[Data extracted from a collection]
------------

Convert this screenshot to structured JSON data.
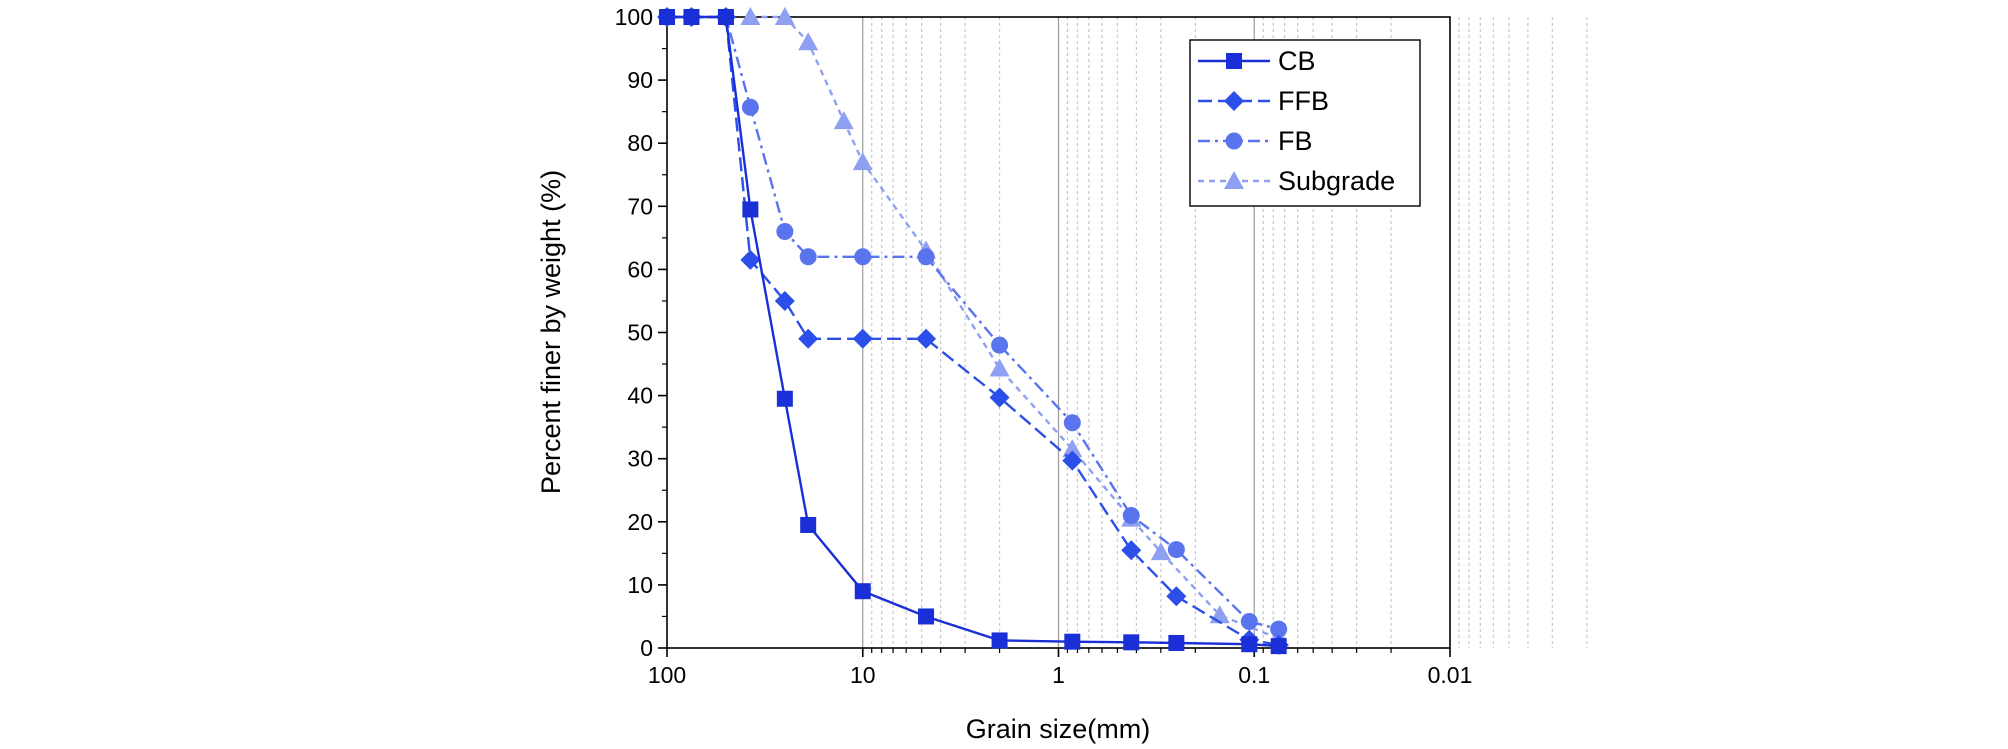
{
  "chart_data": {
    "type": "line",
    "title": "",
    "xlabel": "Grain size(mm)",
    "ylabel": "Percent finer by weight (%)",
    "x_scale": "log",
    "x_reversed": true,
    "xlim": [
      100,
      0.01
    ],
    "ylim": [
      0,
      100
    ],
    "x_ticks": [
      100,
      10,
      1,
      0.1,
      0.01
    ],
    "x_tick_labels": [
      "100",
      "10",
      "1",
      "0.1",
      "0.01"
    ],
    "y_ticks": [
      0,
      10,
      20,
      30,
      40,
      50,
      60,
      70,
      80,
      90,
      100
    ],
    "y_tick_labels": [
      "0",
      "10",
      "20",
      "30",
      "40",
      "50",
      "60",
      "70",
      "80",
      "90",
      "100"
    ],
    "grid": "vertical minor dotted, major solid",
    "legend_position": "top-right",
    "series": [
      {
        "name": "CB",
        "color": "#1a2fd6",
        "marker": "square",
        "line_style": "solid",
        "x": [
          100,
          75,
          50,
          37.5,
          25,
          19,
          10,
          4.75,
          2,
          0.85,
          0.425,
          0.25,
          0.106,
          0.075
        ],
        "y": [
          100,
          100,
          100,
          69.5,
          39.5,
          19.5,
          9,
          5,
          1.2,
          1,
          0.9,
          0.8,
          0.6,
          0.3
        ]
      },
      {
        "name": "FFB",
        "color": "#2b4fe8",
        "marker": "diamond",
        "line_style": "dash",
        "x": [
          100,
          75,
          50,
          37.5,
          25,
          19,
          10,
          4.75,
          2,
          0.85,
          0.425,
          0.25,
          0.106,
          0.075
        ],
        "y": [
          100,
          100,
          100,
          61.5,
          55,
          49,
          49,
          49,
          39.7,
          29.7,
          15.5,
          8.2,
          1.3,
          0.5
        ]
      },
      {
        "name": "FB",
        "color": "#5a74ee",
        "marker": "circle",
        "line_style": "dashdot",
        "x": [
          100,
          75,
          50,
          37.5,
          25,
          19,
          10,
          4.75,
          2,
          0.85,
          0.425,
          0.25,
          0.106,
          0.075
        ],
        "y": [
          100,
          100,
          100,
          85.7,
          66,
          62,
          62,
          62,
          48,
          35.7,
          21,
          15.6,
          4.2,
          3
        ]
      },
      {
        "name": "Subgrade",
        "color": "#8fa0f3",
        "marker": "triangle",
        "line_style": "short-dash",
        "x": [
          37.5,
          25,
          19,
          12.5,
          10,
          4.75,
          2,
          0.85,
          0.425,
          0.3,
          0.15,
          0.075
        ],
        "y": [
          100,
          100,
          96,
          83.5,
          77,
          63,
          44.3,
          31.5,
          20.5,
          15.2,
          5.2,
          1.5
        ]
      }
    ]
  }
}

------------

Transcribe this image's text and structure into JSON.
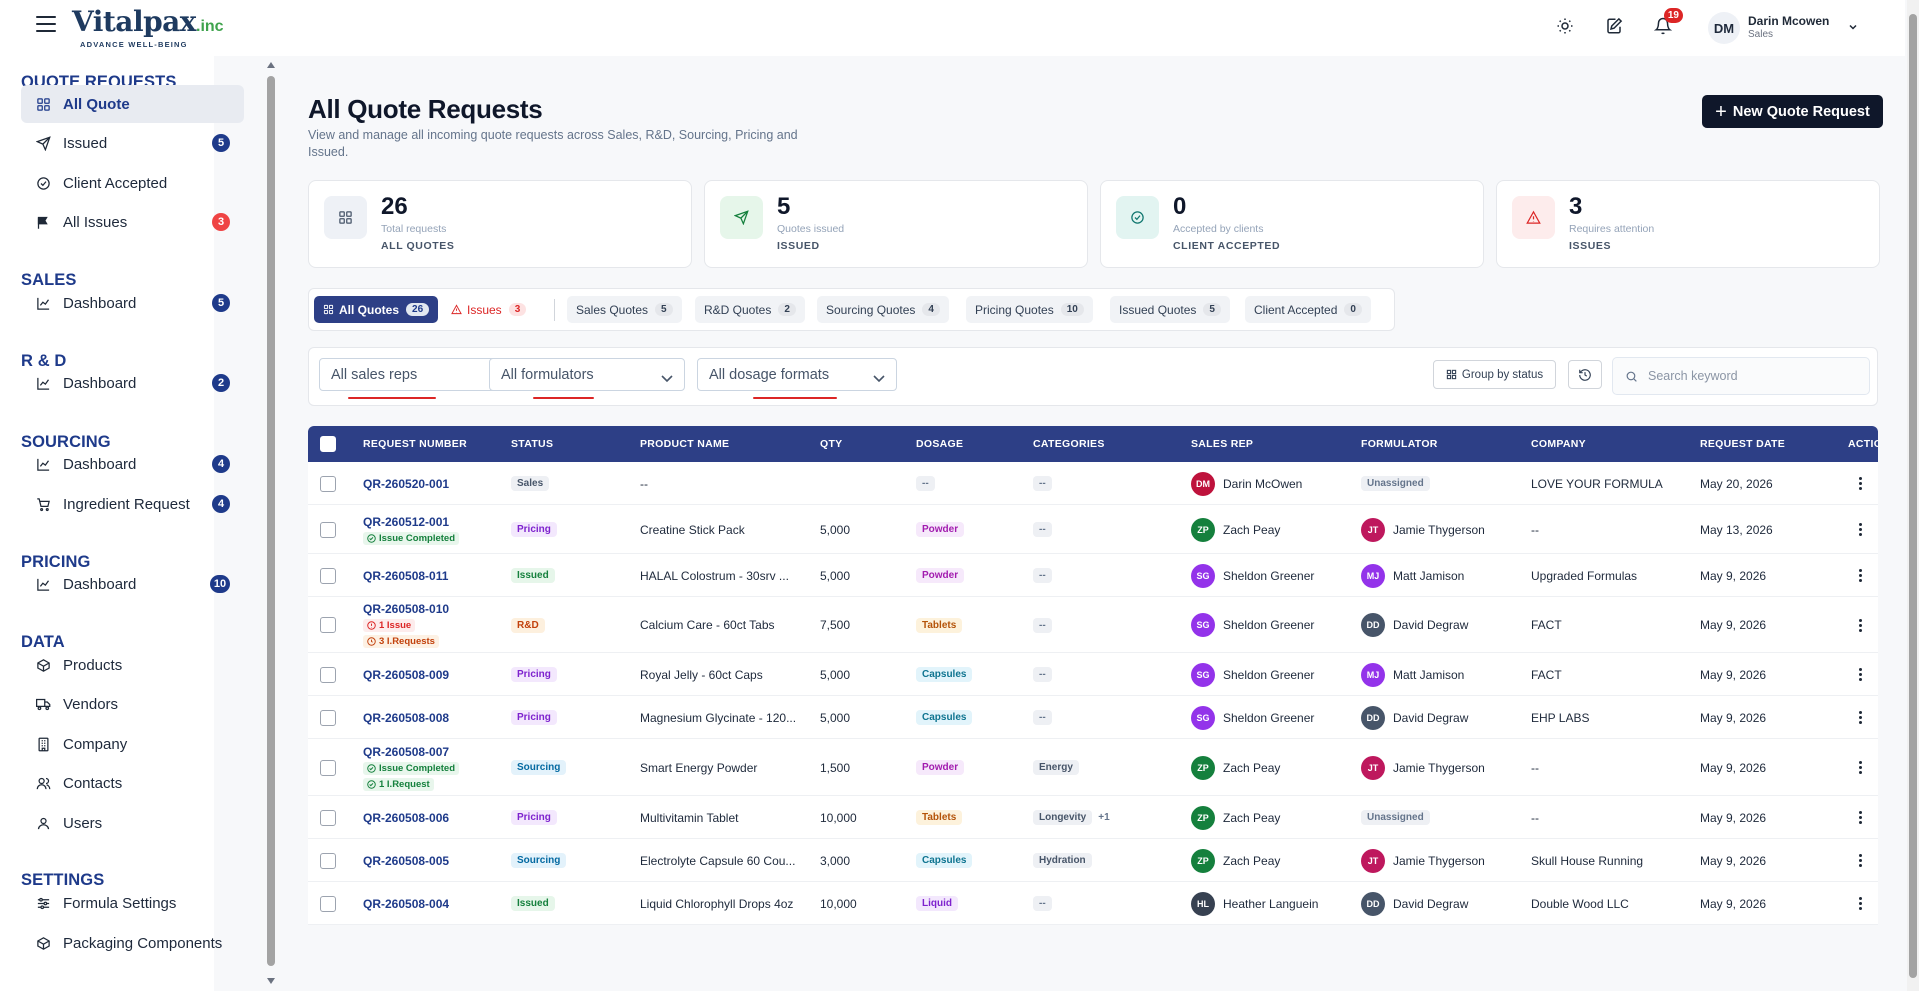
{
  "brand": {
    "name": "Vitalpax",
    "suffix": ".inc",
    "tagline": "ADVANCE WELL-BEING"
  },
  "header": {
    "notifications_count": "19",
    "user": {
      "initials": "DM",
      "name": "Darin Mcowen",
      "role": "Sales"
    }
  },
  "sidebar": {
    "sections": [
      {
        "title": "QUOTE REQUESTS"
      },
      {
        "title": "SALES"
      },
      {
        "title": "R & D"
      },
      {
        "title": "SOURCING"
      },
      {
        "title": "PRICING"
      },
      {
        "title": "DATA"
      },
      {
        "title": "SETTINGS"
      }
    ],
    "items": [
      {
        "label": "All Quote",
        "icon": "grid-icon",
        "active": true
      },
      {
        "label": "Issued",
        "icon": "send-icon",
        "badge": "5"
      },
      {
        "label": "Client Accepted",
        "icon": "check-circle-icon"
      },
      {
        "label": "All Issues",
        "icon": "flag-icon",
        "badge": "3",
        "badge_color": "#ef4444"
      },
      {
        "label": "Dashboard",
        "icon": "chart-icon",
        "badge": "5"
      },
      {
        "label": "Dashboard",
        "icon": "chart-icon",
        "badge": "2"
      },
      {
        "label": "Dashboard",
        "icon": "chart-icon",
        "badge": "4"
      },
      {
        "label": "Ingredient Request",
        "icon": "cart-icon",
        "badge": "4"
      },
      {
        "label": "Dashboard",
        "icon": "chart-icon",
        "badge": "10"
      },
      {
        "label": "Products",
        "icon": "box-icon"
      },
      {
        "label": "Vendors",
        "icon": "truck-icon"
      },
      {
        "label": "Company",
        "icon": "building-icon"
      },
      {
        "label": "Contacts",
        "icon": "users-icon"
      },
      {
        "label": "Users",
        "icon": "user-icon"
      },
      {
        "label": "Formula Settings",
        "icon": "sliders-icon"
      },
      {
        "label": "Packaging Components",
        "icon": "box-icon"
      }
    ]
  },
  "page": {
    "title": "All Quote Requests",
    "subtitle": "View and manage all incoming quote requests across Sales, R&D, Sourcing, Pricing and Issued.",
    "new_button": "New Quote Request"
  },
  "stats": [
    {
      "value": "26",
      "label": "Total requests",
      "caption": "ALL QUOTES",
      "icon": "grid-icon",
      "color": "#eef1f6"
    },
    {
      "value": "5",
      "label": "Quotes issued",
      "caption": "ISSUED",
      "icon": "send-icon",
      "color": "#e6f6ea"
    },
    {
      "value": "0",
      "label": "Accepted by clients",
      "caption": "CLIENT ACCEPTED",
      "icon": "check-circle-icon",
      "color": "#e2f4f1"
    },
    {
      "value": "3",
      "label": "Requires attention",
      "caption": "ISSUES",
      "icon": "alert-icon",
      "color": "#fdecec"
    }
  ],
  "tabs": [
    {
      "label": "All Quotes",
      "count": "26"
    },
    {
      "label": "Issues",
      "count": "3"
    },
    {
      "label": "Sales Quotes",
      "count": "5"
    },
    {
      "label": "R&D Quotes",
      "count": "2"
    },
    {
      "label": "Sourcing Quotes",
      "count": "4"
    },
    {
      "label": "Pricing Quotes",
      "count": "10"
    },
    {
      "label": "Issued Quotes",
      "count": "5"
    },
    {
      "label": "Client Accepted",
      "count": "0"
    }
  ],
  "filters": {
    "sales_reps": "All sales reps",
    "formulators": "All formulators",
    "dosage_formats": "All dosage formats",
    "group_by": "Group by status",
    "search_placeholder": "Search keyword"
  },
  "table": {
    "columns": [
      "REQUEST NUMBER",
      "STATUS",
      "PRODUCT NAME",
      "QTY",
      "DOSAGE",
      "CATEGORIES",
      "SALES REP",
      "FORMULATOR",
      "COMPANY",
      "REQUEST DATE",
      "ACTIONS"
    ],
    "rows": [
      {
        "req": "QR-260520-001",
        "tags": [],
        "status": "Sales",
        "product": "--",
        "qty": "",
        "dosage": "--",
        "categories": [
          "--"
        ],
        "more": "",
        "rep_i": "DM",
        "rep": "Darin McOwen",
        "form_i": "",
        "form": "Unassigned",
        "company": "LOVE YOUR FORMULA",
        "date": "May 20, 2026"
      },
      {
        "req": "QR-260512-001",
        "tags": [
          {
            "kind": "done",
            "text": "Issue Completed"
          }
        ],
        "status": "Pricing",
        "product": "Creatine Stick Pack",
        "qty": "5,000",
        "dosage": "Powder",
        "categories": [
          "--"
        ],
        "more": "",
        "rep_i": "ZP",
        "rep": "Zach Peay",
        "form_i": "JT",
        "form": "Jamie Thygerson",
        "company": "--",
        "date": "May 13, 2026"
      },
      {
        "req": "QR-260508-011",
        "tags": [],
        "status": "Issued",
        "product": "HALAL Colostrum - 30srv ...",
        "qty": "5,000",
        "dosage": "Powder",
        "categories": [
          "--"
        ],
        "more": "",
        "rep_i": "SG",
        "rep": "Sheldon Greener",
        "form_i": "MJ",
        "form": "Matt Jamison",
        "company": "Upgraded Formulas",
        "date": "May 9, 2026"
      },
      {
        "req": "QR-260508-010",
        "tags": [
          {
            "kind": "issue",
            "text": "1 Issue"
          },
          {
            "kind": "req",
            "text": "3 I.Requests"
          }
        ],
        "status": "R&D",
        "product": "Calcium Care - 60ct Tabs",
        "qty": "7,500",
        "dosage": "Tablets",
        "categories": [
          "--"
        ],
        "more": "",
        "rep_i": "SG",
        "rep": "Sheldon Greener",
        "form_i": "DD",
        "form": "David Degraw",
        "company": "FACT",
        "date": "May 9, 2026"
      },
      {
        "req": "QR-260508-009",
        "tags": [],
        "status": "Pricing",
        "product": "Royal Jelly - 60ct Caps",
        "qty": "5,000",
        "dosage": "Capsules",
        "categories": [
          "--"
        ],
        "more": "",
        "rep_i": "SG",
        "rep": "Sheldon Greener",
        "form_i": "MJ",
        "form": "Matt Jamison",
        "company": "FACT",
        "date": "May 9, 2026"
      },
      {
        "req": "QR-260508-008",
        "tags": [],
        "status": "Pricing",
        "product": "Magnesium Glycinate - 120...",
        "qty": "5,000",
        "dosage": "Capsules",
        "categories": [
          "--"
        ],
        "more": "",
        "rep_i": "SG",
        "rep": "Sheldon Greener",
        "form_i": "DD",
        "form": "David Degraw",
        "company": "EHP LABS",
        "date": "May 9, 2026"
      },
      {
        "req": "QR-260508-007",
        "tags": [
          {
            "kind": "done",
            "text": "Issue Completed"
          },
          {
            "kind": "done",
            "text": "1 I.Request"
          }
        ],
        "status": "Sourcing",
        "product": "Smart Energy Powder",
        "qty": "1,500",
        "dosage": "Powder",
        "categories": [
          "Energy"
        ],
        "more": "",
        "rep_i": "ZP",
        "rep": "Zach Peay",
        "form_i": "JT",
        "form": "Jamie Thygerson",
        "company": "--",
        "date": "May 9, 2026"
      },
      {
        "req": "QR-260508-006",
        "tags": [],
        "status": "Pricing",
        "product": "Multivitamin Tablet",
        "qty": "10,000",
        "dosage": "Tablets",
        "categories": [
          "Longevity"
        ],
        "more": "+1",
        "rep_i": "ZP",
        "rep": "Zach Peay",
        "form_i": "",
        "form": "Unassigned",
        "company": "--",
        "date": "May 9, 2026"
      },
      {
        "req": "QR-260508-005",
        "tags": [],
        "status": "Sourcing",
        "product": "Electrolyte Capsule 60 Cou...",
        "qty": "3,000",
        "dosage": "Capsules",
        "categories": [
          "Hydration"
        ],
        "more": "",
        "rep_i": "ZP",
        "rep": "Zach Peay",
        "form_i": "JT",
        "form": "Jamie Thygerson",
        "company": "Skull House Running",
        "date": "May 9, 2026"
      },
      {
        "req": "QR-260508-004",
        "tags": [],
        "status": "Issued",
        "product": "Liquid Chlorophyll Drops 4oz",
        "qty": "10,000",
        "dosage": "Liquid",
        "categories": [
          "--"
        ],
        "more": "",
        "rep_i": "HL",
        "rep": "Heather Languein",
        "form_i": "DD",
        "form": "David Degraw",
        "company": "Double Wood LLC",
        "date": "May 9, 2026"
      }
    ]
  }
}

------------

WHAT THE TASK ASKS -
From the material, report only how many lines include the word "caption".

RESPONSE BELOW -
4